MATERIAL FOR THE TASK ::
────
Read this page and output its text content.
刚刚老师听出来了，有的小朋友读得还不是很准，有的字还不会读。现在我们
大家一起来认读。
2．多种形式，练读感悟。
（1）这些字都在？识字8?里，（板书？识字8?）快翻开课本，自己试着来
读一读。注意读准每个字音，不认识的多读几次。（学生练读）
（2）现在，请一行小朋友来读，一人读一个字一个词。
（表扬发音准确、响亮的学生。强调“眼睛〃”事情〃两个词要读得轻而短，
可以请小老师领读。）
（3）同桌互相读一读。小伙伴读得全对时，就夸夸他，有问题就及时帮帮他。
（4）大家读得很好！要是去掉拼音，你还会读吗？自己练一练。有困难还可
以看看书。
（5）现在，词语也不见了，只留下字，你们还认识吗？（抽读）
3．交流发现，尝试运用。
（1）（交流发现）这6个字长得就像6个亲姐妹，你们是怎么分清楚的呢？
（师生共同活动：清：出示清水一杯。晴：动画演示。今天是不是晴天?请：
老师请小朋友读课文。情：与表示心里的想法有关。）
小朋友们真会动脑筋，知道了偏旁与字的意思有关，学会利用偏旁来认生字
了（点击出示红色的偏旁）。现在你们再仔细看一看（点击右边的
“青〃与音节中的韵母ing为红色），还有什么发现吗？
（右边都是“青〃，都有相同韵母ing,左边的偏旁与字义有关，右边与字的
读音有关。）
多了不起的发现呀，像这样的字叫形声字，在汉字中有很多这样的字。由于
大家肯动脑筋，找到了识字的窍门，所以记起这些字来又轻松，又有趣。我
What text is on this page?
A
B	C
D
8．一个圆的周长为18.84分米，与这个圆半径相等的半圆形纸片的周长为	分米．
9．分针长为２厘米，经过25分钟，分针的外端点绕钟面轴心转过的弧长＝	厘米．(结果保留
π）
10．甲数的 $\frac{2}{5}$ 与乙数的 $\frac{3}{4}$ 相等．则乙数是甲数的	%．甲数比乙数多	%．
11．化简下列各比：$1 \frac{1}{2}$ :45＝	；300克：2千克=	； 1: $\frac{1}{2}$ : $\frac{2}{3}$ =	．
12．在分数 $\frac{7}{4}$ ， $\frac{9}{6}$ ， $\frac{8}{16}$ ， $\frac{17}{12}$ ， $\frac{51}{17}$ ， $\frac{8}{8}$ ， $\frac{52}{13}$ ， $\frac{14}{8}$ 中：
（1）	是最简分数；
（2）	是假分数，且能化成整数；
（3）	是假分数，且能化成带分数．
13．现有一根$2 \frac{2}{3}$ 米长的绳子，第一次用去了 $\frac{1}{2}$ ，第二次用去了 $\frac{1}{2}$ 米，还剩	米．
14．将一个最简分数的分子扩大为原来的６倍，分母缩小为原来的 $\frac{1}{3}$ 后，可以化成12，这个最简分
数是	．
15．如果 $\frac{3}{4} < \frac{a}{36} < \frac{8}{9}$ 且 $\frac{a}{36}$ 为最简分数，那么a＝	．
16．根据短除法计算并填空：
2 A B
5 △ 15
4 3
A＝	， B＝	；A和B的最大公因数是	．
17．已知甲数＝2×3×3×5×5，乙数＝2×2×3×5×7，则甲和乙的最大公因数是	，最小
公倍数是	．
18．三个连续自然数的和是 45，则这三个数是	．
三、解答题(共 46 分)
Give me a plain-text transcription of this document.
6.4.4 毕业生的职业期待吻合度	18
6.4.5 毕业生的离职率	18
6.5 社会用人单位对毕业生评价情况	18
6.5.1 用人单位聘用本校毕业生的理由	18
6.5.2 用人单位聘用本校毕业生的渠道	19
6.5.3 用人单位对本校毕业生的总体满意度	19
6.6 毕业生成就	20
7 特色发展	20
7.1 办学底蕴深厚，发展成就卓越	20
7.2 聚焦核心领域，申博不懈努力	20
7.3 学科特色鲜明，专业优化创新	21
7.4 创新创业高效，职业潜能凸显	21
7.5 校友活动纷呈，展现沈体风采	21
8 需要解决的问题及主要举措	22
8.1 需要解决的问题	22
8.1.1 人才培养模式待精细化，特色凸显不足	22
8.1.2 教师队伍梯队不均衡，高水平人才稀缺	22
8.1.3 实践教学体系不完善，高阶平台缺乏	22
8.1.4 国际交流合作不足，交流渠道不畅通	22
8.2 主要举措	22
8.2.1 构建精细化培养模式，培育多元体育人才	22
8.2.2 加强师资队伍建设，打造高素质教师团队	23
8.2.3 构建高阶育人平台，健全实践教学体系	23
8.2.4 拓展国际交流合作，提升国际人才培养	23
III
────
EXERCISE BRIEF :: Write out every line of the preceding listing that contains "text".

OUTPUT OF THE EXERCISE ::
Read this page and output its text content.
What text is on this page?
Give me a plain-text transcription of this document.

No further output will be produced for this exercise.